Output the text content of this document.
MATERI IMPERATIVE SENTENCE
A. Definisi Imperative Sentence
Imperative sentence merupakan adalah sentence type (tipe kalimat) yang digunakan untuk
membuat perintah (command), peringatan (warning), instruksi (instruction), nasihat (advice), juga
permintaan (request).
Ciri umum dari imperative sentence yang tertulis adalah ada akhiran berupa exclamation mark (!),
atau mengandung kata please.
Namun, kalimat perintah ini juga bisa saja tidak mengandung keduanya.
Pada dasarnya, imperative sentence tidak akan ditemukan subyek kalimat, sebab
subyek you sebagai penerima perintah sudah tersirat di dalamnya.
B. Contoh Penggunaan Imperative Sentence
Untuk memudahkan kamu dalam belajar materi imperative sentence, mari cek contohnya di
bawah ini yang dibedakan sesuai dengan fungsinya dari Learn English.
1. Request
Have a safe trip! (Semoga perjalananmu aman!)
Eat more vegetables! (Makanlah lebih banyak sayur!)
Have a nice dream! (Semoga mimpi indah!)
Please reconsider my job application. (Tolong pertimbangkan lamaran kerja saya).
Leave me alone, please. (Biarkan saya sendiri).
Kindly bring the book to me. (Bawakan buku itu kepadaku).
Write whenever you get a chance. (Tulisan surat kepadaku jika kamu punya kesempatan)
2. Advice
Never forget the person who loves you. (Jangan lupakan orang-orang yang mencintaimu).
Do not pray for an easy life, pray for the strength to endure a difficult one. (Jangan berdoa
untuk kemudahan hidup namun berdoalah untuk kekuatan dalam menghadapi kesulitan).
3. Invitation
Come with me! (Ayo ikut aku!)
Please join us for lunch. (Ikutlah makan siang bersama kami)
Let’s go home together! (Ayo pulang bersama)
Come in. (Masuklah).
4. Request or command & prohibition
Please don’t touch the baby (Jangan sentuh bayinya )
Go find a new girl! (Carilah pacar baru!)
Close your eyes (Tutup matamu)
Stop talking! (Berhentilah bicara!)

# # # # # # #

- **What this task involves**
Write every entry out again exactly.

- **Task solution**
Output the text content of this document.
MATERI IMPERATIVE SENTENCE
A. Definisi Imperative Sentence
Imperative sentence merupakan adalah sentence type (tipe kalimat) yang digunakan untuk
membuat perintah (command), peringatan (warning), instruksi (instruction), nasihat (advice), juga
permintaan (request).
Ciri umum dari imperative sentence yang tertulis adalah ada akhiran berupa exclamation mark (!),
atau mengandung kata please.
Namun, kalimat perintah ini juga bisa saja tidak mengandung keduanya.
Pada dasarnya, imperative sentence tidak akan ditemukan subyek kalimat, sebab
subyek you sebagai penerima perintah sudah tersirat di dalamnya.
B. Contoh Penggunaan Imperative Sentence
Untuk memudahkan kamu dalam belajar materi imperative sentence, mari cek contohnya di
bawah ini yang dibedakan sesuai dengan fungsinya dari Learn English.
1. Request
Have a safe trip! (Semoga perjalananmu aman!)
Eat more vegetables! (Makanlah lebih banyak sayur!)
Have a nice dream! (Semoga mimpi indah!)
Please reconsider my job application. (Tolong pertimbangkan lamaran kerja saya).
Leave me alone, please. (Biarkan saya sendiri).
Kindly bring the book to me. (Bawakan buku itu kepadaku).
Write whenever you get a chance. (Tulisan surat kepadaku jika kamu punya kesempatan)
2. Advice
Never forget the person who loves you. (Jangan lupakan orang-orang yang mencintaimu).
Do not pray for an easy life, pray for the strength to endure a difficult one. (Jangan berdoa
untuk kemudahan hidup namun berdoalah untuk kekuatan dalam menghadapi kesulitan).
3. Invitation
Come with me! (Ayo ikut aku!)
Please join us for lunch. (Ikutlah makan siang bersama kami)
Let’s go home together! (Ayo pulang bersama)
Come in. (Masuklah).
4. Request or command & prohibition
Please don’t touch the baby (Jangan sentuh bayinya )
Go find a new girl! (Carilah pacar baru!)
Close your eyes (Tutup matamu)
Stop talking! (Berhentilah bicara!)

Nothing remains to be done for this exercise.